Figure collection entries
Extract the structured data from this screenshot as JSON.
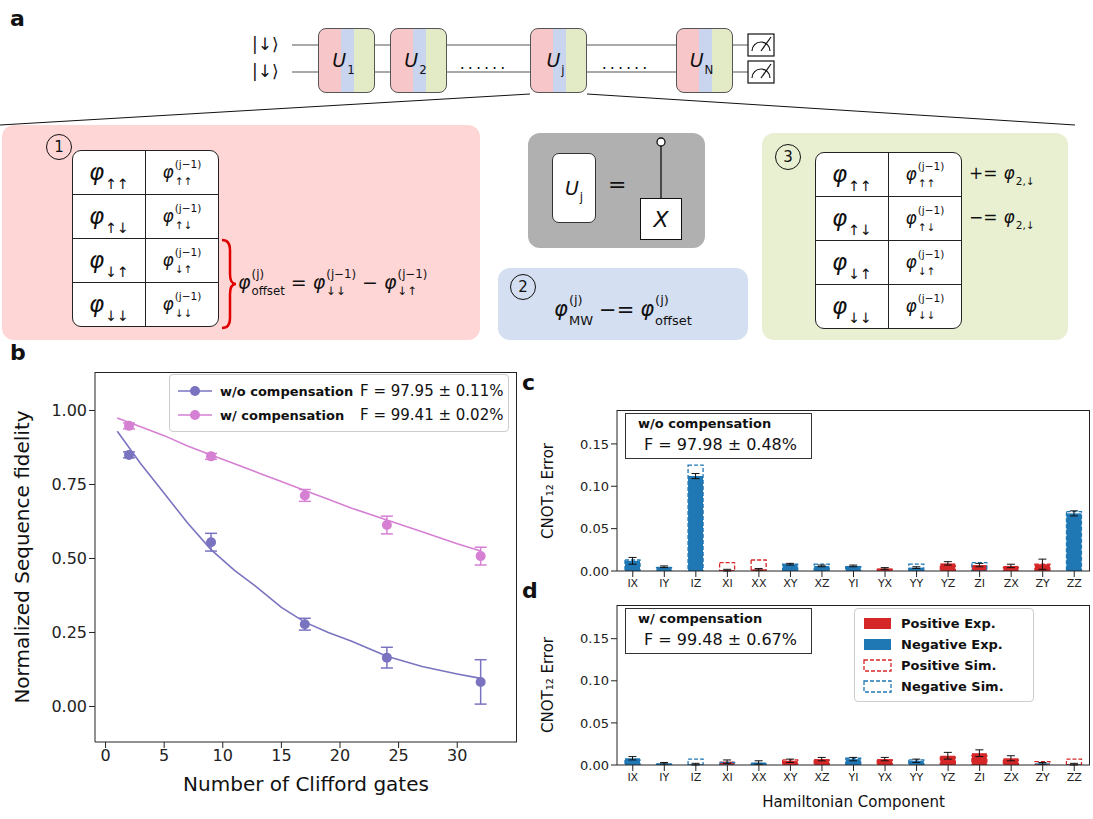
{
  "diagram": {
    "panel_label": "a",
    "inputs": [
      "|↓⟩",
      "|↓⟩"
    ],
    "sequence": [
      {
        "base": "U",
        "sub": "1"
      },
      {
        "base": "U",
        "sub": "2"
      },
      {
        "text": "......"
      },
      {
        "base": "U",
        "sub": "j"
      },
      {
        "text": "......"
      },
      {
        "base": "U",
        "sub": "N"
      }
    ],
    "step1": {
      "number": "1",
      "table": [
        [
          {
            "base": "φ",
            "sub": "↑↑"
          },
          {
            "base": "φ",
            "sub": "↑↑",
            "sup": "(j−1)"
          }
        ],
        [
          {
            "base": "φ",
            "sub": "↑↓"
          },
          {
            "base": "φ",
            "sub": "↑↓",
            "sup": "(j−1)"
          }
        ],
        [
          {
            "base": "φ",
            "sub": "↓↑"
          },
          {
            "base": "φ",
            "sub": "↓↑",
            "sup": "(j−1)"
          }
        ],
        [
          {
            "base": "φ",
            "sub": "↓↓"
          },
          {
            "base": "φ",
            "sub": "↓↓",
            "sup": "(j−1)"
          }
        ]
      ],
      "formula": [
        {
          "base": "φ",
          "sub": "offset",
          "sup": "(j)"
        },
        "=",
        {
          "base": "φ",
          "sub": "↓↓",
          "sup": "(j−1)"
        },
        "−",
        {
          "base": "φ",
          "sub": "↓↑",
          "sup": "(j−1)"
        }
      ]
    },
    "gate": {
      "lhs": {
        "base": "U",
        "sub": "j"
      },
      "relation": "=",
      "target": "X"
    },
    "step2": {
      "number": "2",
      "formula": [
        {
          "base": "φ",
          "sub": "MW",
          "sup": "(j)"
        },
        "−=",
        {
          "base": "φ",
          "sub": "offset",
          "sup": "(j)"
        }
      ]
    },
    "step3": {
      "number": "3",
      "table": [
        [
          {
            "base": "φ",
            "sub": "↑↑"
          },
          {
            "base": "φ",
            "sub": "↑↑",
            "sup": "(j−1)"
          }
        ],
        [
          {
            "base": "φ",
            "sub": "↑↓"
          },
          {
            "base": "φ",
            "sub": "↑↓",
            "sup": "(j−1)"
          }
        ],
        [
          {
            "base": "φ",
            "sub": "↓↑"
          },
          {
            "base": "φ",
            "sub": "↓↑",
            "sup": "(j−1)"
          }
        ],
        [
          {
            "base": "φ",
            "sub": "↓↓"
          },
          {
            "base": "φ",
            "sub": "↓↓",
            "sup": "(j−1)"
          }
        ]
      ],
      "updates": [
        [
          "+=",
          {
            "base": "φ",
            "sub": "2,↓"
          }
        ],
        [
          "−=",
          {
            "base": "φ",
            "sub": "2,↓"
          }
        ]
      ]
    }
  },
  "chart_data": [
    {
      "panel_label": "b",
      "type": "scatter",
      "xlabel": "Number of Clifford gates",
      "ylabel": "Normalized Sequence fidelity",
      "xlim": [
        -0.9,
        35.1
      ],
      "xticks": [
        0,
        5,
        10,
        15,
        20,
        25,
        30
      ],
      "ylim": [
        -0.12,
        1.13
      ],
      "yticks": [
        {
          "value": 0,
          "label": "0.00"
        },
        {
          "value": 0.25,
          "label": "0.25"
        },
        {
          "value": 0.5,
          "label": "0.50"
        },
        {
          "value": 0.75,
          "label": "0.75"
        },
        {
          "value": 1,
          "label": "1.00"
        }
      ],
      "legend": "upper right",
      "series": [
        {
          "name": "w/o compensation",
          "fidelity": "F = 97.95 ± 0.11%",
          "color": "#7a74c0",
          "marker": "circle",
          "x": [
            2,
            9,
            17,
            24,
            32
          ],
          "values": [
            0.85,
            0.555,
            0.278,
            0.165,
            0.083
          ],
          "errors": [
            0.01,
            0.03,
            0.02,
            0.035,
            0.075
          ],
          "fit": {
            "x": [
              1,
              3,
              5,
              7,
              9,
              11,
              13,
              15,
              17,
              19,
              21,
              24,
              27,
              30,
              32
            ],
            "values": [
              0.93,
              0.82,
              0.72,
              0.62,
              0.53,
              0.46,
              0.4,
              0.335,
              0.285,
              0.25,
              0.22,
              0.17,
              0.135,
              0.11,
              0.095
            ]
          }
        },
        {
          "name": "w/ compensation",
          "fidelity": "F = 99.41 ± 0.02%",
          "color": "#d680d4",
          "marker": "circle",
          "x": [
            2,
            9,
            17,
            24,
            32
          ],
          "values": [
            0.948,
            0.845,
            0.713,
            0.613,
            0.508
          ],
          "errors": [
            0.01,
            0.01,
            0.02,
            0.03,
            0.03
          ],
          "fit": {
            "x": [
              1,
              3,
              5,
              7,
              9,
              11,
              13,
              15,
              17,
              19,
              21,
              24,
              27,
              30,
              32
            ],
            "values": [
              0.975,
              0.945,
              0.915,
              0.88,
              0.85,
              0.82,
              0.79,
              0.76,
              0.73,
              0.7,
              0.67,
              0.63,
              0.59,
              0.55,
              0.525
            ]
          }
        }
      ]
    },
    {
      "panel_label": "c",
      "type": "bar",
      "ylabel": "CNOT₁₂ Error",
      "annotation": [
        "w/o compensation",
        "F = 97.98 ± 0.48%"
      ],
      "categories": [
        "IX",
        "IY",
        "IZ",
        "XI",
        "XX",
        "XY",
        "XZ",
        "YI",
        "YX",
        "YY",
        "YZ",
        "ZI",
        "ZX",
        "ZY",
        "ZZ"
      ],
      "ylim": [
        0,
        0.19
      ],
      "yticks": [
        {
          "value": 0,
          "label": "0.00"
        },
        {
          "value": 0.05,
          "label": "0.05"
        },
        {
          "value": 0.1,
          "label": "0.10"
        },
        {
          "value": 0.15,
          "label": "0.15"
        }
      ],
      "series": [
        {
          "name": "Positive Exp.",
          "color": "#d62728",
          "line_style": "solid",
          "values": [
            null,
            null,
            null,
            0.001,
            0.002,
            null,
            null,
            null,
            0.003,
            null,
            0.009,
            0.007,
            0.006,
            0.008,
            null
          ],
          "errors": [
            null,
            null,
            null,
            0.001,
            0.001,
            null,
            null,
            null,
            0.001,
            null,
            0.002,
            0.002,
            0.002,
            0.006,
            null
          ]
        },
        {
          "name": "Negative Exp.",
          "color": "#1f77b4",
          "line_style": "solid",
          "values": [
            0.012,
            0.005,
            0.112,
            null,
            null,
            0.008,
            0.006,
            0.006,
            null,
            0.004,
            null,
            null,
            null,
            null,
            0.068
          ],
          "errors": [
            0.004,
            0.001,
            0.003,
            null,
            null,
            0.001,
            0.001,
            0.001,
            null,
            0.001,
            null,
            null,
            null,
            null,
            0.003
          ]
        },
        {
          "name": "Positive Sim.",
          "color": "#d62728",
          "line_style": "dashed",
          "values": [
            null,
            null,
            null,
            0.01,
            0.013,
            null,
            null,
            null,
            0.002,
            null,
            0.006,
            null,
            0.004,
            0.008,
            null
          ]
        },
        {
          "name": "Negative Sim.",
          "color": "#1f77b4",
          "line_style": "dashed",
          "values": [
            0.013,
            0.004,
            0.125,
            null,
            null,
            0.008,
            0.008,
            0.005,
            null,
            0.008,
            null,
            0.01,
            null,
            null,
            0.07
          ]
        }
      ]
    },
    {
      "panel_label": "d",
      "type": "bar",
      "xlabel": "Hamiltonian Component",
      "ylabel": "CNOT₁₂ Error",
      "annotation": [
        "w/ compensation",
        "F = 99.48 ± 0.67%"
      ],
      "legend": "upper right",
      "categories": [
        "IX",
        "IY",
        "IZ",
        "XI",
        "XX",
        "XY",
        "XZ",
        "YI",
        "YX",
        "YY",
        "YZ",
        "ZI",
        "ZX",
        "ZY",
        "ZZ"
      ],
      "ylim": [
        0,
        0.19
      ],
      "yticks": [
        {
          "value": 0,
          "label": "0.00"
        },
        {
          "value": 0.05,
          "label": "0.05"
        },
        {
          "value": 0.1,
          "label": "0.10"
        },
        {
          "value": 0.15,
          "label": "0.15"
        }
      ],
      "series": [
        {
          "name": "Positive Exp.",
          "color": "#d62728",
          "line_style": "solid",
          "values": [
            null,
            null,
            null,
            0.004,
            null,
            0.005,
            0.007,
            null,
            0.007,
            null,
            0.011,
            0.014,
            0.008,
            null,
            null
          ],
          "errors": [
            null,
            null,
            null,
            0.002,
            null,
            0.002,
            0.002,
            null,
            0.002,
            null,
            0.004,
            0.004,
            0.003,
            null,
            null
          ]
        },
        {
          "name": "Negative Exp.",
          "color": "#1f77b4",
          "line_style": "solid",
          "values": [
            0.008,
            0.002,
            0.001,
            null,
            0.003,
            null,
            null,
            0.007,
            null,
            0.005,
            null,
            null,
            null,
            0.002,
            0.001
          ],
          "errors": [
            0.002,
            0.001,
            0.001,
            null,
            0.002,
            null,
            null,
            0.002,
            null,
            0.002,
            null,
            null,
            null,
            0.001,
            0.001
          ]
        },
        {
          "name": "Positive Sim.",
          "color": "#d62728",
          "line_style": "dashed",
          "values": [
            null,
            null,
            null,
            null,
            null,
            0.006,
            0.006,
            null,
            0.006,
            null,
            0.009,
            0.011,
            0.006,
            0.004,
            0.007
          ]
        },
        {
          "name": "Negative Sim.",
          "color": "#1f77b4",
          "line_style": "dashed",
          "values": [
            0.006,
            0.001,
            0.007,
            0.003,
            0.001,
            null,
            null,
            0.008,
            null,
            0.006,
            null,
            null,
            null,
            null,
            null
          ]
        }
      ]
    }
  ]
}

Task
Look over the listing. Pull out every line with the string "compensation" in it.

Solution for this exercise
          "name": "w/o compensation",
          "name": "w/ compensation",
        "w/o compensation",
        "w/ compensation",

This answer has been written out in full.